# Tasks to perform
1. In the post on testing 433Mhz RF antennas, what gain setting was used in SDR# after turning off AGC?
2. Extend the post on testing 433Mhz RF antennas with RTL-SDR, picking up after its final sentence.

# Text section

Tuesday, July 15, 2014

Testing 433Mhz RF antennas with RTL-SDR

A couple months ago I picked up a RTL2832U dongle to use with SDR#.  I've been testing 433Mhz RF modules, and wanted to figure out what kind of wire antenna works best.

Antenna theory is rather complicated, and designing an efficient antenna involves a number of factors including matching the output impedance of the transmitter.  Since I don't have detailed specs on the RF transmitter modules, I decided to try a couple different antenna designs, and use RTL-SDR to measure their performance.

I started with a ~16.5cm (6.5" for those who are stuck on imperial measurements) long piece of 24awg copper wire (from a spool of ethernet cable).  One-quarter wavelength would be 17.3cm (300m/433.9Mhz), however a resonant quarter-wave monopole antenna is supposed to be slightly shorter.  I started up SDR#, turned off AGC and set the gain fixed at 12.5dB.  The signal peaked at almost -10db:

The next thing I tried was coiling the antenna around a pen in order to make it a helical antenna.  This made the performance a lot (>10dB) worse:

I also tried a couple uncommon variations like a loop and bowtie antenna.  All were worse than the monopole.

The last thing I tried was a dipole, by adding another 16.5cm piece of wire soldered to the ground pin on the module.This gave the best performance of all, nearly 10dB better than the monopole.  An impedance-matched half-wave dipole is supposed to have about 3dB wrose gain than a quarter-wave monopole.  Given the improvement, I suspect the output impedance on the 433Mhz transmit modules is much closer to the ~70Ohm impedance of a half-wave dipole than it is to the ~35Ohm impedance of a quarter-wave monopole.

Have any other ideas on how to improve the antenna design?  Leave a comment.

# Information shown

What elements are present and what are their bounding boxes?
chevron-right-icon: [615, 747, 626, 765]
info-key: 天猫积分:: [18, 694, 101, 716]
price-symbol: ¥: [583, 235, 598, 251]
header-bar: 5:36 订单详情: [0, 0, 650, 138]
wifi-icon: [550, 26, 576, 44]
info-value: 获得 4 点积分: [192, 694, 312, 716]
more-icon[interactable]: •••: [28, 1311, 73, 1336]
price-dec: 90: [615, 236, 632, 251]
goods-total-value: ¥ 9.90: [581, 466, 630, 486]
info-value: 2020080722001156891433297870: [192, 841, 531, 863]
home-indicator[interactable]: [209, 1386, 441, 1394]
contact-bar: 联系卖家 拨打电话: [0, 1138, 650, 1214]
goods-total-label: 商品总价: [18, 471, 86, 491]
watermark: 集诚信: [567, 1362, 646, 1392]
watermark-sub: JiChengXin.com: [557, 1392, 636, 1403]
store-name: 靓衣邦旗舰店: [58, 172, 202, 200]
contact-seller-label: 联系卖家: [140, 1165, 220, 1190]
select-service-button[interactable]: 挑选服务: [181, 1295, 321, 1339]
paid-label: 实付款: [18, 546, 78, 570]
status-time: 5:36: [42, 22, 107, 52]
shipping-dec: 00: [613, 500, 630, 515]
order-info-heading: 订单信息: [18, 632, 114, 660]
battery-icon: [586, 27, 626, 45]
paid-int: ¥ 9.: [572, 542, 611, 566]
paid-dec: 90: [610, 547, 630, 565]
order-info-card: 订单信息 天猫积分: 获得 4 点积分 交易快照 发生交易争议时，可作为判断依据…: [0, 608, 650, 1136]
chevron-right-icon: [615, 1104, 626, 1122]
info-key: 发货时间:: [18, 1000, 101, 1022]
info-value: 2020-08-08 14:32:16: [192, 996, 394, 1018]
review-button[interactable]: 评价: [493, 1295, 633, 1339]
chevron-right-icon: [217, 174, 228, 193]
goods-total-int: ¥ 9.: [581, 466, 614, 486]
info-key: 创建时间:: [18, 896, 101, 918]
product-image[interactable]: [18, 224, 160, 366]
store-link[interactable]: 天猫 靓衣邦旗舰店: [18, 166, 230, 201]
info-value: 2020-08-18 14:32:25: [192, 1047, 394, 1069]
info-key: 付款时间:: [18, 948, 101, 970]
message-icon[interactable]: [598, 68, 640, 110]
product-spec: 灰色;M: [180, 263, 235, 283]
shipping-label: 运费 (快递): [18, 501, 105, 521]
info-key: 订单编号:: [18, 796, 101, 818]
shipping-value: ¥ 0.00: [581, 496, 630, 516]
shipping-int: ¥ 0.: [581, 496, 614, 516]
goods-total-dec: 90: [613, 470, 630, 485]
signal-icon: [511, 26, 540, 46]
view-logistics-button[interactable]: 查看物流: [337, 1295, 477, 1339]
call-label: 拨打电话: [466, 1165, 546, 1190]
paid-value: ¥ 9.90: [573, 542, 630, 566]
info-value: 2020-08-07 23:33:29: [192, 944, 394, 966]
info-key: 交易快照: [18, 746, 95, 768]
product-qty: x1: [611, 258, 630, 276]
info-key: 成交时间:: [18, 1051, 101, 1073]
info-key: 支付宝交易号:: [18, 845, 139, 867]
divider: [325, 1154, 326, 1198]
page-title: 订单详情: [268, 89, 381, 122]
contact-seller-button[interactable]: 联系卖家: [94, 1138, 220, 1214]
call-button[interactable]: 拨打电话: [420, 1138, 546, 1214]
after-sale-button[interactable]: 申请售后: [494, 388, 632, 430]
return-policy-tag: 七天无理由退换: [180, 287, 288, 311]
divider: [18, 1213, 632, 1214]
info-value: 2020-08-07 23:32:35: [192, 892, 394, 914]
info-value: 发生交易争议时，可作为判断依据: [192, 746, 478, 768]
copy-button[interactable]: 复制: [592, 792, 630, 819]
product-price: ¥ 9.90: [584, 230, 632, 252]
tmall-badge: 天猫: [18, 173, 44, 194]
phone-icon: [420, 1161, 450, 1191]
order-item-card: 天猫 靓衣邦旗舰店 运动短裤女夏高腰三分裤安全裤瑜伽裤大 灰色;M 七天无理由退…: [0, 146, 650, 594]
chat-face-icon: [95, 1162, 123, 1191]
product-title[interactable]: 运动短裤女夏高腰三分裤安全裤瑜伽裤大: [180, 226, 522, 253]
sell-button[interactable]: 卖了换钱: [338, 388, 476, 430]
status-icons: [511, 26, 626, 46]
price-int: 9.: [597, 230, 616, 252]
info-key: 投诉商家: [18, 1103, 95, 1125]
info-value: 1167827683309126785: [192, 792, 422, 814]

# Results of the exercise
1. The gain was fixed at 12.5dB.

2.
Last minute update: I tried a 1/4-wave monopole wire antenna on the RTL dongle, and got 2-3dB better signal reception at 433Mhz than the stock antenna.  I tried a full-wave (69cm) wire antenna, and it performed better than the stock antenna, but slightly worse than the 1/4-wave monopole.

4 comments:

  1. Try to build a yagi:
    http://boingboing.net/2003/06/07/floppy-disk-wifi-ant.html

    ReplyDelete
  2. This comment has been removed by a blog administrator.

    ReplyDelete
  3. Ralph

    Brilliant experiment. Thankyou for posting.
    Do you think that the gauge and number of strands of the wire have much effect?
    Did the board have an inductive coil at the base of the antenna, i.e. 3 turns of copper of 5mm diameter?
    The length of this coil presumably should be taken into account.

    HopeRF has a helpful primer on RF antennas
    http://www.hoperf.com/upload/rf/ANTENNAS_MODULE.pdf

    Rob

    ReplyDelete
    Replies
    1. The gauge and # of strands should make no difference for a low-power 433Mhz device.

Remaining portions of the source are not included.